__ВЫПОЛНИТЕ ЗАДАНИЯ__
#1 Перечислите все классы, которые в тексте о лабораторной работе по Spark ML импортируются из модуля pyspark.ml.feature.
#2 Преобразуйте в JSON-список строк ту часть записей, что начинается строкой, содержащей "requirement-4-cont: 查询并打印后加盖公章）。 —", и заканчивается строкой, содержащей "overview-text: 获取采购文件，并于 —". Каждая строка должна стать отдельным элементом, пустые строки не включайте.

__ИЗВЛЕЧЁННЫЙ ТЕКСТ__
▼
## Лабораторная работа № 2
### Машинное обучение на больших данных
#### Цель и задачи работы:
1. Познакомиться с базовыми алгоритмами машинного обучения;
2. Познакомиться с реализацией машинного обучения в библиотеке Spark ML
3. Получить навыки разработки программного обеспечения для анализа данных с
использованием pyspark.
### Порядок выполнения работы:
1. Выполнить анализ выбранного датасета с помощью двух алгоритмов машинного
обучения: Линейной регрессии и Бустинга над решающими деревьями 
2. Выполнить обучение и валидацию модели, рассчитайте значения метрик классификации и
регрессии.
3. Выполнить подбор гиперпараметров моделей по сетке.

## Ход работы

#### Создание сессии и загрузка датасета

In [43]:
from pyspark.sql import SparkSession
from pyspark.sql.functions import *
from pyspark.sql.types import StringType, BooleanType, DateType, IntegerType, DoubleType

from pyspark.ml import Pipeline
from pyspark.ml.feature import VectorAssembler, StringIndexer, VectorIndexer, MinMaxScaler
from pyspark.ml.classification import LogisticRegression, GBTClassifier
from pyspark.ml.tuning import ParamGridBuilder, CrossValidator
from pyspark.ml.evaluation import BinaryClassificationEvaluator,RegressionEvaluator

from pyspark.ml.regression import LinearRegression

import os
import sys

os.environ['PYSPARK_PYTHON'] = sys.executable
os.environ['PYSPARK_DRIVER_PYTHON'] = sys.executable

spark = SparkSession.builder \
    .master("local[*]") \
    .appName('SOBDLab1') \
    .getOrCreate()
csv_file = 'data/cleared.csv'
data = spark.read.csv(csv_file, header=True)

#### Удаление признаков

In [44]:
data = data.drop('_c0','searchDate','flightDate')
data.printSchema()

root
 |-- startingAirport: string (nullable = true)
 |-- destinationAirport: string (nullable = true)
 |-- fareBasisCode: string (nullable = true)
 |-- travelDuration: string (nullable = true)
 |-- elapsedDays: string (nullable = true)
 |-- isBasicEconomy: string (nullable = true)
 |-- isRefundable: string (nullable = true)
 |-- isNonStop: string (nullable = true)
 |-- baseFare: string (nullable = true)
 |-- totalFare: string (nullable = true)
 |-- seatsRemaining: string (nullable = true)
 |-- totalTravelDistance: string (nullable = true)



#### Преобразование типов

In [45]:
data = data.withColumn('travelDuration', data.travelDuration.cast(IntegerType()))
data = data.withColumn('elapsedDays', data.elapsedDays.cast(IntegerType()))
data = data.withColumn('isBasicEconomy', data.isBasicEconomy.cast(BooleanType()))
data = data.withColumn('isNonStop', data.isNonStop.cast(BooleanType()))
data = data.withColumn('baseFare', data.baseFare.cast(DoubleType()))
data = data.withColumn('totalFare', data.totalFare.cast(DoubleType()))
data = data.withColumn('totalTravelDistance', data.totalTravelDistance.cast(IntegerType()))
▲
__ДАННЫЕ ДЛЯ РАБОТЫ__
▼
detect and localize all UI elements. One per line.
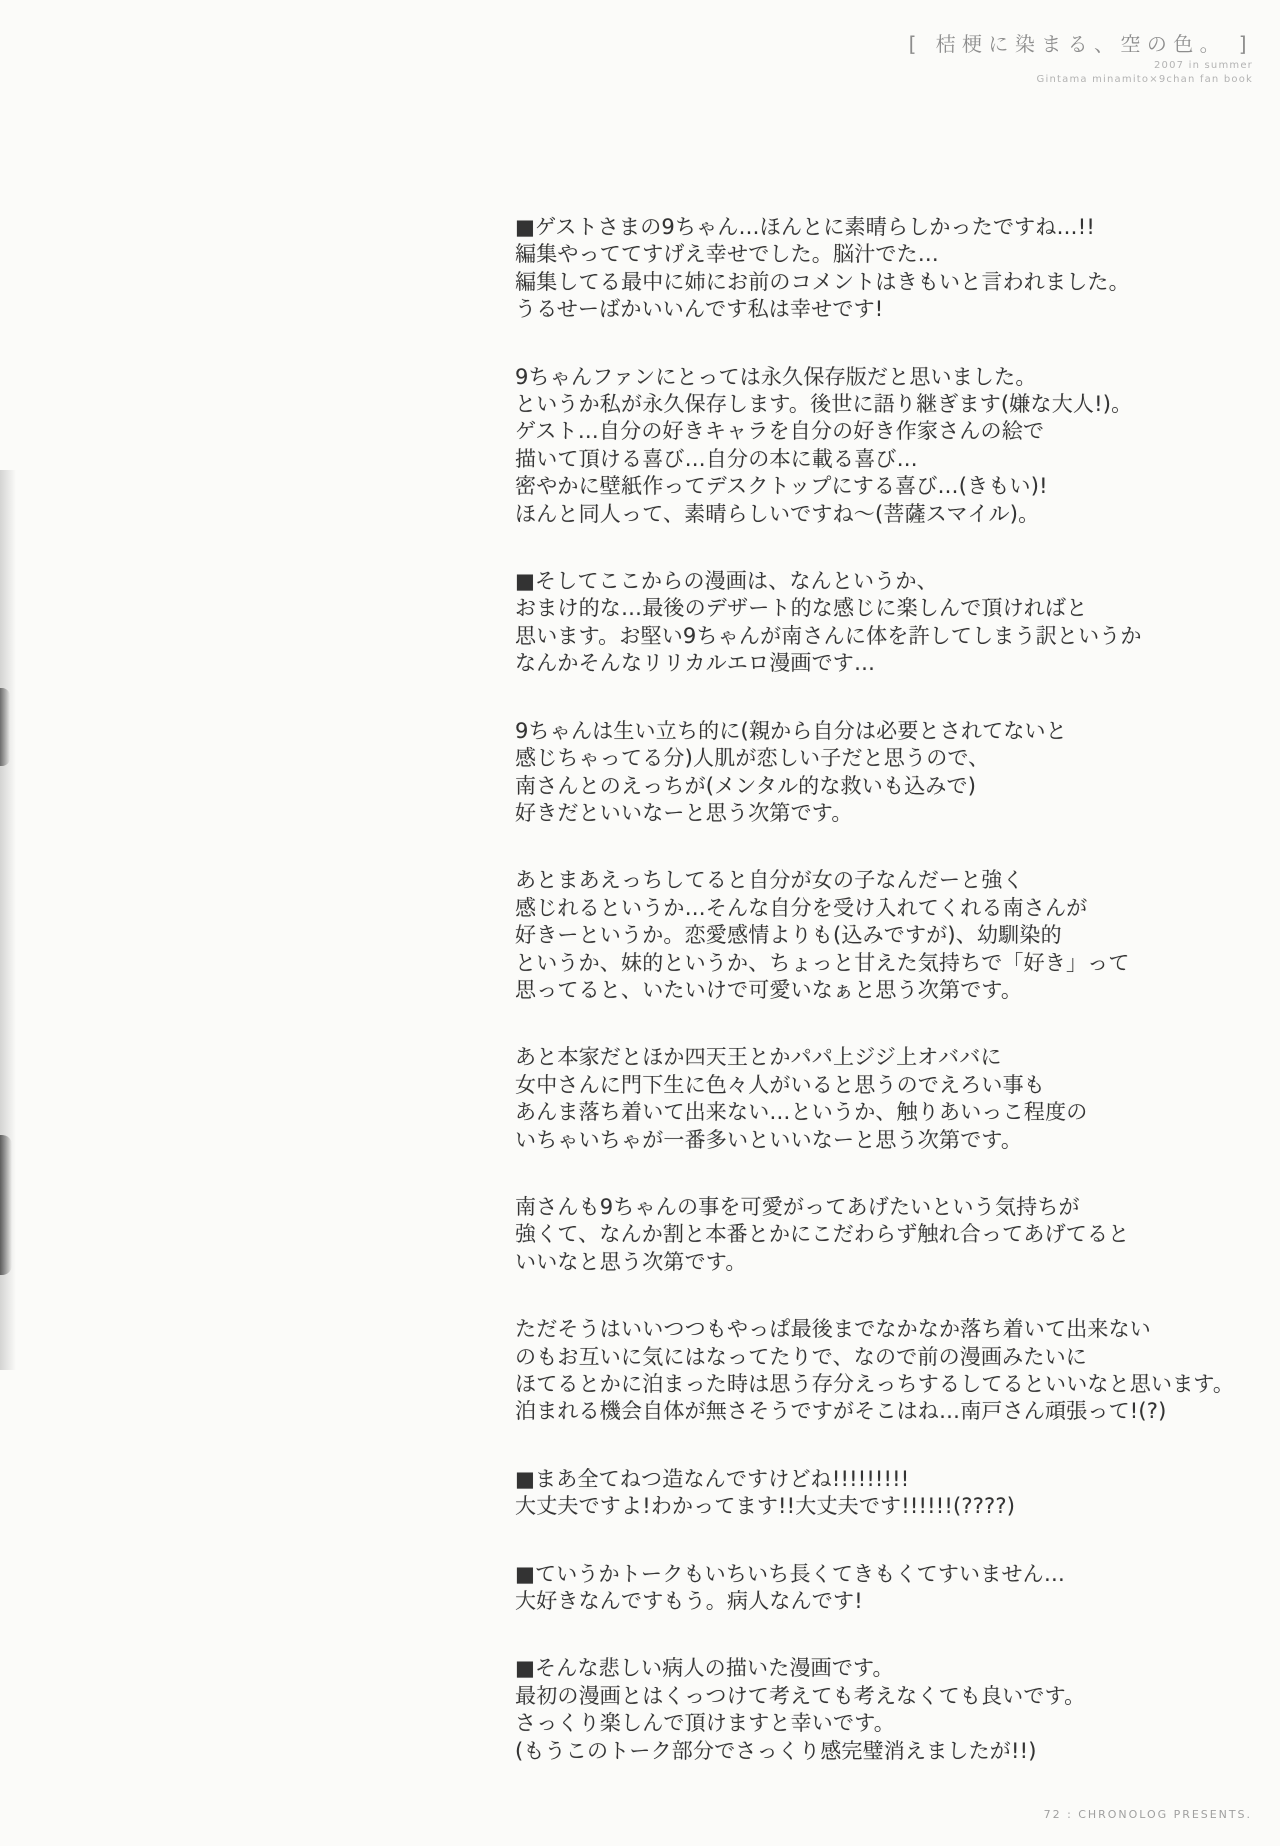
text-line: というか私が永久保存します。後世に語り継ぎます(嫌な大人!)。 [515, 391, 1260, 418]
paragraph-hotel: ただそうはいいつつもやっぱ最後までなかなか落ち着いて出来ない のもお互いに気には… [515, 1316, 1260, 1426]
text-line: あんま落ち着いて出来ない…というか、触りあいっこ程度の [515, 1099, 1260, 1126]
text-line: 最初の漫画とはくっつけて考えても考えなくても良いです。 [515, 1683, 1260, 1710]
text-line: 大丈夫ですよ!わかってます!!大丈夫です!!!!!!(????) [515, 1493, 1260, 1520]
text-line: ほてるとかに泊まった時は思う存分えっちするしてるといいなと思います。 [515, 1371, 1260, 1398]
text-line: おまけ的な…最後のデザート的な感じに楽しんで頂ければと [515, 595, 1260, 622]
paragraph-closing: ■そんな悲しい病人の描いた漫画です。 最初の漫画とはくっつけて考えても考えなくて… [515, 1655, 1260, 1765]
text-line: ほんと同人って、素晴らしいですね〜(菩薩スマイル)。 [515, 501, 1260, 528]
header-subtitle-season: 2007 in summer [909, 60, 1253, 71]
paragraph-apology: ■ていうかトークもいちいち長くてきもくてすいません… 大好きなんですもう。病人な… [515, 1561, 1260, 1616]
text-line: というか、妹的というか、ちょっと甘えた気持ちで「好き」って [515, 950, 1260, 977]
text-line: 9ちゃんは生い立ち的に(親から自分は必要とされてないと [515, 718, 1260, 745]
paragraph-manga-intro: ■そしてここからの漫画は、なんというか、 おまけ的な…最後のデザート的な感じに楽… [515, 568, 1260, 678]
scan-artifact-upper [0, 688, 10, 766]
header-subtitle-credit: Gintama minamito×9chan fan book [909, 74, 1253, 85]
text-line: 感じれるというか…そんな自分を受け入れてくれる南さんが [515, 895, 1260, 922]
text-line: ただそうはいいつつもやっぱ最後までなかなか落ち着いて出来ない [515, 1316, 1260, 1343]
text-line: ■そしてここからの漫画は、なんというか、 [515, 568, 1260, 595]
page-header: [ 桔梗に染まる、空の色。 ] 2007 in summer Gintama m… [909, 28, 1253, 85]
text-line: 大好きなんですもう。病人なんです! [515, 1588, 1260, 1615]
paragraph-preservation: 9ちゃんファンにとっては永久保存版だと思いました。 というか私が永久保存します。… [515, 364, 1260, 528]
paragraph-feelings: あとまあえっちしてると自分が女の子なんだーと強く 感じれるというか…そんな自分を… [515, 867, 1260, 1004]
text-line: 泊まれる機会自体が無さそうですがそこはね…南戸さん頑張って!(?) [515, 1398, 1260, 1425]
paragraph-minami-side: 南さんも9ちゃんの事を可愛がってあげたいという気持ちが 強くて、なんか割と本番と… [515, 1194, 1260, 1276]
text-line: ゲスト…自分の好きキャラを自分の好き作家さんの絵で [515, 418, 1260, 445]
text-line: (もうこのトーク部分でさっくり感完璧消えましたが!!) [515, 1738, 1260, 1765]
text-line: 描いて頂ける喜び…自分の本に載る喜び… [515, 446, 1260, 473]
text-line: 南さんも9ちゃんの事を可愛がってあげたいという気持ちが [515, 1194, 1260, 1221]
text-line: なんかそんなリリカルエロ漫画です… [515, 650, 1260, 677]
text-line: 9ちゃんファンにとっては永久保存版だと思いました。 [515, 364, 1260, 391]
text-line: 編集やっててすげえ幸せでした。脳汁でた… [515, 241, 1260, 268]
paragraph-household: あと本家だとほか四天王とかパパ上ジジ上オババに 女中さんに門下生に色々人がいると… [515, 1044, 1260, 1154]
text-line: さっくり楽しんで頂けますと幸いです。 [515, 1710, 1260, 1737]
text-line: ■ていうかトークもいちいち長くてきもくてすいません… [515, 1561, 1260, 1588]
page-number-credit: 72 : CHRONOLOG PRESENTS. [1044, 1808, 1252, 1821]
text-line: ■まあ全てねつ造なんですけどね!!!!!!!!! [515, 1466, 1260, 1493]
text-line: いちゃいちゃが一番多いといいなーと思う次第です。 [515, 1127, 1260, 1154]
text-line: いいなと思う次第です。 [515, 1249, 1260, 1276]
afterword-text: ■ゲストさまの9ちゃん…ほんとに素晴らしかったですね…!! 編集やっててすげえ幸… [515, 214, 1260, 1805]
paragraph-guest-thanks: ■ゲストさまの9ちゃん…ほんとに素晴らしかったですね…!! 編集やっててすげえ幸… [515, 214, 1260, 324]
text-line: ■そんな悲しい病人の描いた漫画です。 [515, 1655, 1260, 1682]
text-line: あと本家だとほか四天王とかパパ上ジジ上オババに [515, 1044, 1260, 1071]
text-line: 編集してる最中に姉にお前のコメントはきもいと言われました。 [515, 269, 1260, 296]
text-line: 好きだといいなーと思う次第です。 [515, 800, 1260, 827]
page-footer: 72 : CHRONOLOG PRESENTS. [1044, 1808, 1252, 1821]
text-line: 感じちゃってる分)人肌が恋しい子だと思うので、 [515, 745, 1260, 772]
text-line: 密やかに壁紙作ってデスクトップにする喜び…(きもい)! [515, 473, 1260, 500]
text-line: 強くて、なんか割と本番とかにこだわらず触れ合ってあげてると [515, 1221, 1260, 1248]
scan-artifact-lower [0, 1135, 12, 1275]
text-line: 思ってると、いたいけで可愛いなぁと思う次第です。 [515, 977, 1260, 1004]
text-line: あとまあえっちしてると自分が女の子なんだーと強く [515, 867, 1260, 894]
text-line: ■ゲストさまの9ちゃん…ほんとに素晴らしかったですね…!! [515, 214, 1260, 241]
scanned-doujinshi-page: [ 桔梗に染まる、空の色。 ] 2007 in summer Gintama m… [0, 0, 1280, 1846]
text-line: うるせーばかいいんです私は幸せです! [515, 296, 1260, 323]
text-line: 好きーというか。恋愛感情よりも(込みですが)、幼馴染的 [515, 922, 1260, 949]
text-line: 思います。お堅い9ちゃんが南さんに体を許してしまう訳というか [515, 623, 1260, 650]
text-line: 南さんとのえっちが(メンタル的な救いも込みで) [515, 773, 1260, 800]
text-line: のもお互いに気にはなってたりで、なので前の漫画みたいに [515, 1344, 1260, 1371]
paragraph-character-background: 9ちゃんは生い立ち的に(親から自分は必要とされてないと 感じちゃってる分)人肌が… [515, 718, 1260, 828]
text-line: 女中さんに門下生に色々人がいると思うのでえろい事も [515, 1072, 1260, 1099]
book-title: [ 桔梗に染まる、空の色。 ] [909, 28, 1253, 57]
paragraph-fabrication: ■まあ全てねつ造なんですけどね!!!!!!!!! 大丈夫ですよ!わかってます!!… [515, 1466, 1260, 1521]
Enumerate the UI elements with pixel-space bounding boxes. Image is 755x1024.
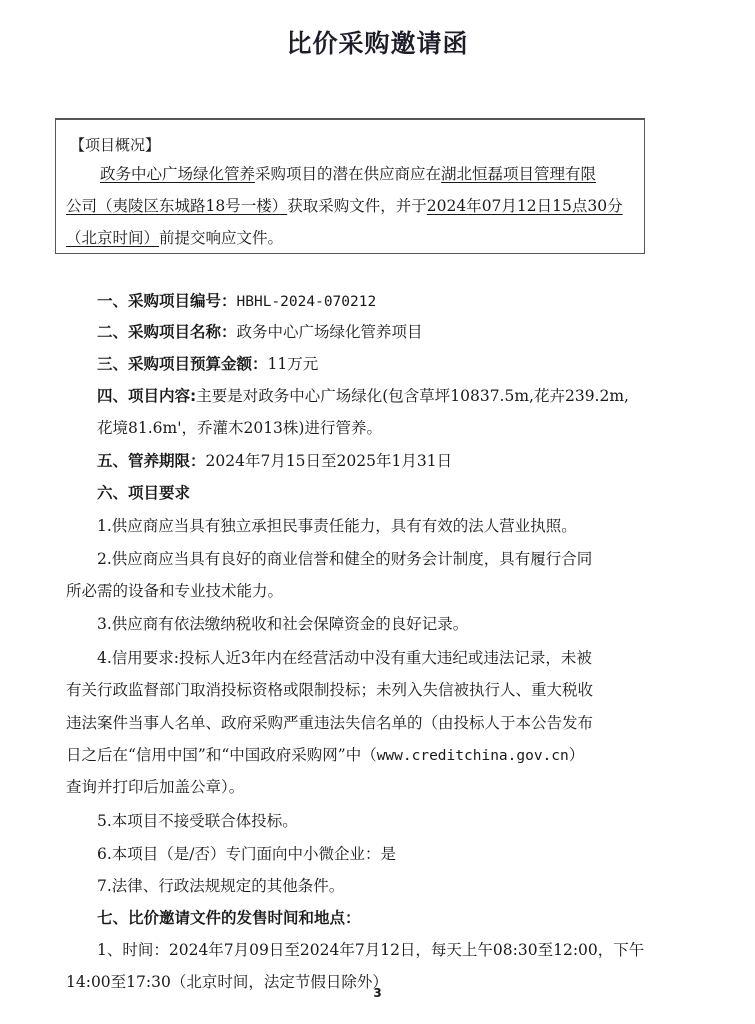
requirement-4-cont: 查询并打印后加盖公章）。 — [66, 775, 244, 797]
overview-line-2: 公司（夷陵区东城路18号一楼）获取采购文件，并于2024年07月12日15点30… — [66, 194, 623, 216]
overview-heading: 【项目概况】 — [70, 134, 160, 155]
section-content: 四、项目内容:主要是对政务中心广场绿化(包含草坪10837.5m,花卉239.2… — [97, 384, 629, 406]
project-overview-box: 【项目概况】 政务中心广场绿化管养采购项目的潜在供应商应在湖北恒磊项目管理有限 … — [55, 118, 645, 254]
overview-project-name: 政务中心广场绿化管养 — [100, 165, 255, 183]
requirement-3: 3.供应商有依法缴纳税收和社会保障资金的良好记录。 — [97, 612, 468, 634]
requirement-2: 2.供应商应当具有良好的商业信誉和健全的财务会计制度，具有履行合同 — [97, 547, 592, 569]
document-title: 比价采购邀请函 — [0, 24, 755, 60]
section-maintenance-period: 五、管养期限：2024年7月15日至2025年1月31日 — [97, 449, 452, 471]
overview-text: 前提交响应文件。 — [159, 229, 283, 247]
creditchina-link[interactable]: www.creditchina.gov.cn — [377, 748, 569, 764]
requirement-4-cont: 日之后在“信用中国”和“中国政府采购网”中（www.creditchina.go… — [66, 743, 584, 765]
requirement-text: 日之后在“信用中国”和“中国政府采购网”中（ — [66, 746, 377, 764]
requirement-text: ） — [569, 746, 585, 764]
requirement-4-cont: 有关行政监督部门取消投标资格或限制投标；未列入失信被执行人、重大税收 — [66, 678, 593, 700]
overview-company: 湖北恒磊项目管理有限 — [441, 165, 596, 183]
project-name: 政务中心广场绿化管养项目 — [237, 323, 423, 341]
sale-time-line: 1、时间：2024年7月09日至2024年7月12日，每天上午08:30至12:… — [97, 938, 644, 960]
section-label: 五、管养期限： — [97, 452, 206, 470]
section-sale-time-place: 七、比价邀请文件的发售时间和地点： — [97, 906, 361, 928]
requirement-4: 4.信用要求:投标人近3年内在经营活动中没有重大违纪或违法记录，未被 — [97, 646, 592, 668]
section-requirements: 六、项目要求 — [97, 481, 190, 503]
section-project-number: 一、采购项目编号：HBHL-2024-070212 — [97, 289, 376, 311]
requirement-2-cont: 所必需的设备和专业技术能力。 — [66, 579, 283, 601]
overview-company-address: 公司（夷陵区东城路18号一楼） — [66, 197, 287, 215]
section-label: 四、项目内容: — [97, 387, 196, 405]
budget-amount: 11万元 — [268, 355, 319, 373]
overview-text: 获取采购文件，并于 — [287, 197, 427, 215]
project-number: HBHL-2024-070212 — [237, 294, 377, 310]
maintenance-period: 2024年7月15日至2025年1月31日 — [206, 452, 453, 470]
requirement-5: 5.本项目不接受联合体投标。 — [97, 809, 298, 831]
section-budget: 三、采购项目预算金额：11万元 — [97, 352, 318, 374]
overview-timezone: （北京时间） — [66, 229, 159, 247]
section-label: 三、采购项目预算金额： — [97, 355, 268, 373]
content-text-cont: 花境81.6m'，乔灌木2013株)进行管养。 — [97, 416, 382, 438]
content-text: 主要是对政务中心广场绿化(包含草坪10837.5m,花卉239.2m, — [196, 387, 629, 405]
page-number: 3 — [0, 986, 755, 1000]
requirement-1: 1.供应商应当具有独立承担民事责任能力，具有有效的法人营业执照。 — [97, 514, 577, 536]
overview-text: 采购项目的潜在供应商应在 — [255, 165, 441, 183]
section-label: 二、采购项目名称： — [97, 323, 237, 341]
requirement-7: 7.法律、行政法规规定的其他条件。 — [97, 874, 344, 896]
section-project-name: 二、采购项目名称：政务中心广场绿化管养项目 — [97, 320, 423, 342]
section-label: 一、采购项目编号： — [97, 292, 237, 310]
overview-line-1: 政务中心广场绿化管养采购项目的潜在供应商应在湖北恒磊项目管理有限 — [100, 162, 596, 184]
requirement-4-cont: 违法案件当事人名单、政府采购严重违法失信名单的（由投标人于本公告发布 — [66, 711, 593, 733]
overview-deadline: 2024年07月12日15点30分 — [427, 197, 623, 215]
requirement-6: 6.本项目（是/否）专门面向中小微企业：是 — [97, 842, 396, 864]
overview-line-3: （北京时间）前提交响应文件。 — [66, 226, 283, 248]
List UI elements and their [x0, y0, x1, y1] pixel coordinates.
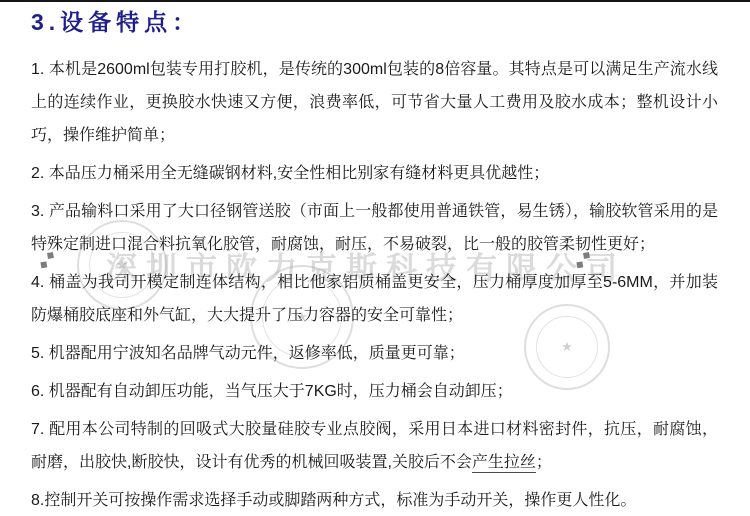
feature-item-3: 3. 产品输料口采用了大口径钢管送胶（市面上一般都使用普通铁管，易生锈），输胶软…: [31, 195, 718, 261]
page-title: 3.设备特点：: [31, 6, 718, 38]
feature-item-1: 1. 本机是2600ml包装专用打胶机，是传统的300ml包装的8倍容量。其特点…: [31, 53, 718, 152]
feature-item-7-text: 7. 配用本公司特制的回吸式大胶量硅胶专业点胶阀，采用日本进口材料密封件，抗压，…: [31, 421, 718, 471]
feature-item-8: 8.控制开关可按操作需求选择手动或脚踏两种方式，标准为手动开关，操作更人性化。: [31, 484, 718, 516]
feature-item-7-tail: ；: [536, 454, 552, 471]
page: 深圳市欧力克斯科技有限公司 ★ ★ ★ ◆◆ ◆◆ 3.设备特点： 1. 本机是…: [0, 0, 750, 516]
feature-content: 3.设备特点： 1. 本机是2600ml包装专用打胶机，是传统的300ml包装的…: [0, 0, 750, 516]
feature-item-2: 2. 本品压力桶采用全无缝碳钢材料,安全性相比别家有缝材料更具优越性；: [31, 157, 718, 190]
feature-item-7: 7. 配用本公司特制的回吸式大胶量硅胶专业点胶阀，采用日本进口材料密封件，抗压，…: [31, 413, 718, 479]
feature-item-6: 6. 机器配有自动卸压功能，当气压大于7KG时，压力桶会自动卸压；: [31, 375, 718, 408]
feature-item-4: 4. 桶盖为我司开模定制连体结构，相比他家铝质桶盖更安全，压力桶厚度加厚至5-6…: [31, 266, 718, 332]
feature-item-5: 5. 机器配用宁波知名品牌气动元件，返修率低，质量更可靠；: [31, 337, 718, 370]
feature-item-7-underlined-text: 产生拉丝: [472, 454, 536, 473]
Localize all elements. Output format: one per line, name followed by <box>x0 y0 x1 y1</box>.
▲
__ОЖИДАЕМЫЕ ОТВЕТЫ__
#1 VectorAssembler, StringIndexer, VectorIndexer, MinMaxScaler

#2
[
  "requirement-4-cont: 查询并打印后加盖公章）。 — [66, 775, 244, 797]",
  "overview-line-2: 公司（夷陵区东城路18号一楼）获取采购文件，并于2024年07月12日15点30… — [66, 194, 623, 216]",
  "overview-heading: 【项目概况】 — [70, 134, 160, 155]",
  "section-content: 四、项目内容:主要是对政务中心广场绿化(包含草坪10837.5m,花卉239.2… — [97, 384, 629, 406]",
  "project-overview-box: 【项目概况】 政务中心广场绿化管养采购项目的潜在供应商应在湖北恒磊项目管理有限 … — [55, 118, 645, 254]",
  "overview-project-name: 政务中心广场绿化管养 — [100, 165, 255, 183]",
  "requirement-3: 3.供应商有依法缴纳税收和社会保障资金的良好记录。 — [97, 612, 468, 634]",
  "requirement-2: 2.供应商应当具有良好的商业信誉和健全的财务会计制度，具有履行合同 — [97, 547, 592, 569]",
  "document-title: 比价采购邀请函 — [0, 24, 755, 60]",
  "section-maintenance-period: 五、管养期限：2024年7月15日至2025年1月31日 — [97, 449, 452, 471]",
  "overview-text: 前提交响应文件。 — [159, 229, 283, 247]",
  "creditchina-link[interactable]: www.creditchina.gov.cn — [377, 748, 569, 764]",
  "requirement-4-cont: 日之后在“信用中国”和“中国政府采购网”中（www.creditchina.go… — [66, 743, 584, 765]",
  "requirement-text: 日之后在“信用中国”和“中国政府采购网”中（ — [66, 746, 377, 764]",
  "requirement-text: ） — [569, 746, 585, 764]",
  "requirement-4-cont: 有关行政监督部门取消投标资格或限制投标；未列入失信被执行人、重大税收 — [66, 678, 593, 700]",
  "overview-company: 湖北恒磊项目管理有限 — [441, 165, 596, 183]",
  "project-name: 政务中心广场绿化管养项目 — [237, 323, 423, 341]",
  "sale-time-line: 1、时间：2024年7月09日至2024年7月12日，每天上午08:30至12:… — [97, 938, 644, 960]",
  "section-label: 五、管养期限： — [97, 452, 206, 470]",
  "section-sale-time-place: 七、比价邀请文件的发售时间和地点： — [97, 906, 361, 928]",
  "requirement-4: 4.信用要求:投标人近3年内在经营活动中没有重大违纪或违法记录，未被 — [97, 646, 592, 668]",
  "section-requirements: 六、项目要求 — [97, 481, 190, 503]",
  "section-project-number: 一、采购项目编号：HBHL-2024-070212 — [97, 289, 376, 311]",
  "requirement-2-cont: 所必需的设备和专业技术能力。 — [66, 579, 283, 601]",
  "overview-company-address: 公司（夷陵区东城路18号一楼） — [66, 197, 287, 215]",
  "section-label: 四、项目内容: — [97, 387, 196, 405]",
  "budget-amount: 11万元 — [268, 355, 319, 373]",
  "overview-text: 获取采购文件，并于 — [287, 197, 427, 215]"
]